### Exercise prompt:
The full set of entries, reproduced exactly, is the expected answer.

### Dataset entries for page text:
------------------------

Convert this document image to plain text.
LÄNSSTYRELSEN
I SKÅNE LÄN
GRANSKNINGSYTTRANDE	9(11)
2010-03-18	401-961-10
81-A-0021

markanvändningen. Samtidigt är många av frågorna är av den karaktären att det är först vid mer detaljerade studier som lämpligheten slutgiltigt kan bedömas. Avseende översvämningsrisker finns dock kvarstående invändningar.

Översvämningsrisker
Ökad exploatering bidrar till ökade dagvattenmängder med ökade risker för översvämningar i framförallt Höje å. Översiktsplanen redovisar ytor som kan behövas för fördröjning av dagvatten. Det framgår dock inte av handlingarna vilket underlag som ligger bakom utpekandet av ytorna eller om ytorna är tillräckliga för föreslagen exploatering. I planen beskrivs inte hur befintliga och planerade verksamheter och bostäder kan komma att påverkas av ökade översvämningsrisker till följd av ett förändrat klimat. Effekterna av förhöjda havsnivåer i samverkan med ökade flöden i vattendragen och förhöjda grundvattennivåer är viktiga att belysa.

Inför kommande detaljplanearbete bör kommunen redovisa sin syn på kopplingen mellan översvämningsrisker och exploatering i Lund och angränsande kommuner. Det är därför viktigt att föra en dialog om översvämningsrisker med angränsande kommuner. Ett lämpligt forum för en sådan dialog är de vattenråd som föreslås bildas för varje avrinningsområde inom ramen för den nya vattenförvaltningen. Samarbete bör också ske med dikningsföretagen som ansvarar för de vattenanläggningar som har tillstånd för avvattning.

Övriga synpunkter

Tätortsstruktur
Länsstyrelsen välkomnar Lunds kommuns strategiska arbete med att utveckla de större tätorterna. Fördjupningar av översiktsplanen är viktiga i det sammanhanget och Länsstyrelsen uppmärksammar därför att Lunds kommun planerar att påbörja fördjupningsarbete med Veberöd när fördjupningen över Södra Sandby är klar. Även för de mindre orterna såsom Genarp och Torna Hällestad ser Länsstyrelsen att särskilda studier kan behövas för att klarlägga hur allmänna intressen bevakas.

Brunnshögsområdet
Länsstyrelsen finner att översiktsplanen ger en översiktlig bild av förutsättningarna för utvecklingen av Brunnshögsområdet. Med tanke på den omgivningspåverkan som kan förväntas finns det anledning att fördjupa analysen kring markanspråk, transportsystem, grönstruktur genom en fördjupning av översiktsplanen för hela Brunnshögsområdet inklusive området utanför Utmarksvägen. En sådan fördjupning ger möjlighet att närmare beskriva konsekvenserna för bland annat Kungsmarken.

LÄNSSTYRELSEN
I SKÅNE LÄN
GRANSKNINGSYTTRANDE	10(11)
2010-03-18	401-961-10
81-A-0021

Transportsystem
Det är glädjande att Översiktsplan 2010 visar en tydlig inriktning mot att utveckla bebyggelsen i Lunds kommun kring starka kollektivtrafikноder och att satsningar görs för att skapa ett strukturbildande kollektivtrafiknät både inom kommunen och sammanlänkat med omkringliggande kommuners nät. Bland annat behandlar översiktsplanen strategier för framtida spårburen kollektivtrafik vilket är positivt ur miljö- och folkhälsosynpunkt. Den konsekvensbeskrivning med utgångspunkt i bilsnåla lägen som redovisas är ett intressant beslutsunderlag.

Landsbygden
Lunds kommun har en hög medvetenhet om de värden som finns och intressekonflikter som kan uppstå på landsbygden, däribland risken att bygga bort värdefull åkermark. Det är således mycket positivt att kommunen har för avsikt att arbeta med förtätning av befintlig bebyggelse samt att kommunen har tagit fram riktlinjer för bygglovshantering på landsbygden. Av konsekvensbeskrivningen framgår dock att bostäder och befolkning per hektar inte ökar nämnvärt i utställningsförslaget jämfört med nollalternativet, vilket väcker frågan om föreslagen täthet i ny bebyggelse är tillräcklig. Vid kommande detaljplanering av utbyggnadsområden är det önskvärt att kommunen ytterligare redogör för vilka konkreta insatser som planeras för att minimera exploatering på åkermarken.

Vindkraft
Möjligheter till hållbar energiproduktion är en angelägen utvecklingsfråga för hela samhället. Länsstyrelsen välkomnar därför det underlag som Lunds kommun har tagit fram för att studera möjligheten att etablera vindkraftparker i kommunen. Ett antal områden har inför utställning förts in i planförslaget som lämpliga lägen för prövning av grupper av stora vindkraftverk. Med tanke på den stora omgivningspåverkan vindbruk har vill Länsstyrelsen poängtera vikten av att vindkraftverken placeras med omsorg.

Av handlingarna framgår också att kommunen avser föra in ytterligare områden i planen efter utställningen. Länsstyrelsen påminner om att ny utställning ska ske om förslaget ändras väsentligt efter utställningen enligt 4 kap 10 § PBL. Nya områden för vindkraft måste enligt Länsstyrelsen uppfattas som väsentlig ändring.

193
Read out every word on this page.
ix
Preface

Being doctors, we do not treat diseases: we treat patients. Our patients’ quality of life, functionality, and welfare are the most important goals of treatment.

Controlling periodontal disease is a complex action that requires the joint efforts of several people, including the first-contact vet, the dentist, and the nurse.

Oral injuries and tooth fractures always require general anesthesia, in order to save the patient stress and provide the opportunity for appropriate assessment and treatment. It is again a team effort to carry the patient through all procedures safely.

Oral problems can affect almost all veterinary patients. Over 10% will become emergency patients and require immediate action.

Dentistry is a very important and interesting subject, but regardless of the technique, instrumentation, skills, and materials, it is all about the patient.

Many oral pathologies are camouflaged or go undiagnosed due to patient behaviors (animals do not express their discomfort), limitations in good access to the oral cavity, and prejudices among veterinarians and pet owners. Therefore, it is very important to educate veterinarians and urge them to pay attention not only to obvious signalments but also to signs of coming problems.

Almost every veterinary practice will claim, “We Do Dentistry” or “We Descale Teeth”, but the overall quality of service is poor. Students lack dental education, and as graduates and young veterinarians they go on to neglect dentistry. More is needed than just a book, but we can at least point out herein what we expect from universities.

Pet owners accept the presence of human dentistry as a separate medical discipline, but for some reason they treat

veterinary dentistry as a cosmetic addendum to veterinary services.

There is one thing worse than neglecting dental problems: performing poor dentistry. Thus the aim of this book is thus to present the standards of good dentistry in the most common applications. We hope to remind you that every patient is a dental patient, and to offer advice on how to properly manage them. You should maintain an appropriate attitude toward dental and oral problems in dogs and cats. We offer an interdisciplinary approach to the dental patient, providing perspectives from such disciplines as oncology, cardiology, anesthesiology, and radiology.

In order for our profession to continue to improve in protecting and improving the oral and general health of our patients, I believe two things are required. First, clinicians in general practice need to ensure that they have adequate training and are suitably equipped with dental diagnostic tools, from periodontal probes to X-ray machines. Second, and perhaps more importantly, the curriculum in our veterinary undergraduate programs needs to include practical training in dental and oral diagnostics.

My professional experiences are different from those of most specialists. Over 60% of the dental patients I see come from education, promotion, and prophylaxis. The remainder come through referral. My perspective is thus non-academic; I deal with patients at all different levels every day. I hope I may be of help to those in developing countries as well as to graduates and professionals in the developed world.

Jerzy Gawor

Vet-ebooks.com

------------------------

### Response area:
Convert this document image to plain text.
LÄNSSTYRELSEN
I SKÅNE LÄN
GRANSKNINGSYTTRANDE	9(11)
2010-03-18	401-961-10
81-A-0021

markanvändningen. Samtidigt är många av frågorna är av den karaktären att det är först vid mer detaljerade studier som lämpligheten slutgiltigt kan bedömas. Avseende översvämningsrisker finns dock kvarstående invändningar.

Översvämningsrisker
Ökad exploatering bidrar till ökade dagvattenmängder med ökade risker för översvämningar i framförallt Höje å. Översiktsplanen redovisar ytor som kan behövas för fördröjning av dagvatten. Det framgår dock inte av handlingarna vilket underlag som ligger bakom utpekandet av ytorna eller om ytorna är tillräckliga för föreslagen exploatering. I planen beskrivs inte hur befintliga och planerade verksamheter och bostäder kan komma att påverkas av ökade översvämningsrisker till följd av ett förändrat klimat. Effekterna av förhöjda havsnivåer i samverkan med ökade flöden i vattendragen och förhöjda grundvattennivåer är viktiga att belysa.

Inför kommande detaljplanearbete bör kommunen redovisa sin syn på kopplingen mellan översvämningsrisker och exploatering i Lund och angränsande kommuner. Det är därför viktigt att föra en dialog om översvämningsrisker med angränsande kommuner. Ett lämpligt forum för en sådan dialog är de vattenråd som föreslås bildas för varje avrinningsområde inom ramen för den nya vattenförvaltningen. Samarbete bör också ske med dikningsföretagen som ansvarar för de vattenanläggningar som har tillstånd för avvattning.

Övriga synpunkter

Tätortsstruktur
Länsstyrelsen välkomnar Lunds kommuns strategiska arbete med att utveckla de större tätorterna. Fördjupningar av översiktsplanen är viktiga i det sammanhanget och Länsstyrelsen uppmärksammar därför att Lunds kommun planerar att påbörja fördjupningsarbete med Veberöd när fördjupningen över Södra Sandby är klar. Även för de mindre orterna såsom Genarp och Torna Hällestad ser Länsstyrelsen att särskilda studier kan behövas för att klarlägga hur allmänna intressen bevakas.

Brunnshögsområdet
Länsstyrelsen finner att översiktsplanen ger en översiktlig bild av förutsättningarna för utvecklingen av Brunnshögsområdet. Med tanke på den omgivningspåverkan som kan förväntas finns det anledning att fördjupa analysen kring markanspråk, transportsystem, grönstruktur genom en fördjupning av översiktsplanen för hela Brunnshögsområdet inklusive området utanför Utmarksvägen. En sådan fördjupning ger möjlighet att närmare beskriva konsekvenserna för bland annat Kungsmarken.

LÄNSSTYRELSEN
I SKÅNE LÄN
GRANSKNINGSYTTRANDE	10(11)
2010-03-18	401-961-10
81-A-0021

Transportsystem
Det är glädjande att Översiktsplan 2010 visar en tydlig inriktning mot att utveckla bebyggelsen i Lunds kommun kring starka kollektivtrafikноder och att satsningar görs för att skapa ett strukturbildande kollektivtrafiknät både inom kommunen och sammanlänkat med omkringliggande kommuners nät. Bland annat behandlar översiktsplanen strategier för framtida spårburen kollektivtrafik vilket är positivt ur miljö- och folkhälsosynpunkt. Den konsekvensbeskrivning med utgångspunkt i bilsnåla lägen som redovisas är ett intressant beslutsunderlag.

Landsbygden
Lunds kommun har en hög medvetenhet om de värden som finns och intressekonflikter som kan uppstå på landsbygden, däribland risken att bygga bort värdefull åkermark. Det är således mycket positivt att kommunen har för avsikt att arbeta med förtätning av befintlig bebyggelse samt att kommunen har tagit fram riktlinjer för bygglovshantering på landsbygden. Av konsekvensbeskrivningen framgår dock att bostäder och befolkning per hektar inte ökar nämnvärt i utställningsförslaget jämfört med nollalternativet, vilket väcker frågan om föreslagen täthet i ny bebyggelse är tillräcklig. Vid kommande detaljplanering av utbyggnadsområden är det önskvärt att kommunen ytterligare redogör för vilka konkreta insatser som planeras för att minimera exploatering på åkermarken.

Vindkraft
Möjligheter till hållbar energiproduktion är en angelägen utvecklingsfråga för hela samhället. Länsstyrelsen välkomnar därför det underlag som Lunds kommun har tagit fram för att studera möjligheten att etablera vindkraftparker i kommunen. Ett antal områden har inför utställning förts in i planförslaget som lämpliga lägen för prövning av grupper av stora vindkraftverk. Med tanke på den stora omgivningspåverkan vindbruk har vill Länsstyrelsen poängtera vikten av att vindkraftverken placeras med omsorg.

Av handlingarna framgår också att kommunen avser föra in ytterligare områden i planen efter utställningen. Länsstyrelsen påminner om att ny utställning ska ske om förslaget ändras väsentligt efter utställningen enligt 4 kap 10 § PBL. Nya områden för vindkraft måste enligt Länsstyrelsen uppfattas som väsentlig ändring.

193
Read out every word on this page.
ix
Preface

Being doctors, we do not treat diseases: we treat patients. Our patients’ quality of life, functionality, and welfare are the most important goals of treatment.

Controlling periodontal disease is a complex action that requires the joint efforts of several people, including the first-contact vet, the dentist, and the nurse.

Oral injuries and tooth fractures always require general anesthesia, in order to save the patient stress and provide the opportunity for appropriate assessment and treatment. It is again a team effort to carry the patient through all procedures safely.

Oral problems can affect almost all veterinary patients. Over 10% will become emergency patients and require immediate action.

Dentistry is a very important and interesting subject, but regardless of the technique, instrumentation, skills, and materials, it is all about the patient.

Many oral pathologies are camouflaged or go undiagnosed due to patient behaviors (animals do not express their discomfort), limitations in good access to the oral cavity, and prejudices among veterinarians and pet owners. Therefore, it is very important to educate veterinarians and urge them to pay attention not only to obvious signalments but also to signs of coming problems.

Almost every veterinary practice will claim, “We Do Dentistry” or “We Descale Teeth”, but the overall quality of service is poor. Students lack dental education, and as graduates and young veterinarians they go on to neglect dentistry. More is needed than just a book, but we can at least point out herein what we expect from universities.

Pet owners accept the presence of human dentistry as a separate medical discipline, but for some reason they treat

veterinary dentistry as a cosmetic addendum to veterinary services.

There is one thing worse than neglecting dental problems: performing poor dentistry. Thus the aim of this book is thus to present the standards of good dentistry in the most common applications. We hope to remind you that every patient is a dental patient, and to offer advice on how to properly manage them. You should maintain an appropriate attitude toward dental and oral problems in dogs and cats. We offer an interdisciplinary approach to the dental patient, providing perspectives from such disciplines as oncology, cardiology, anesthesiology, and radiology.

In order for our profession to continue to improve in protecting and improving the oral and general health of our patients, I believe two things are required. First, clinicians in general practice need to ensure that they have adequate training and are suitably equipped with dental diagnostic tools, from periodontal probes to X-ray machines. Second, and perhaps more importantly, the curriculum in our veterinary undergraduate programs needs to include practical training in dental and oral diagnostics.

My professional experiences are different from those of most specialists. Over 60% of the dental patients I see come from education, promotion, and prophylaxis. The remainder come through referral. My perspective is thus non-academic; I deal with patients at all different levels every day. I hope I may be of help to those in developing countries as well as to graduates and professionals in the developed world.

Jerzy Gawor

Vet-ebooks.com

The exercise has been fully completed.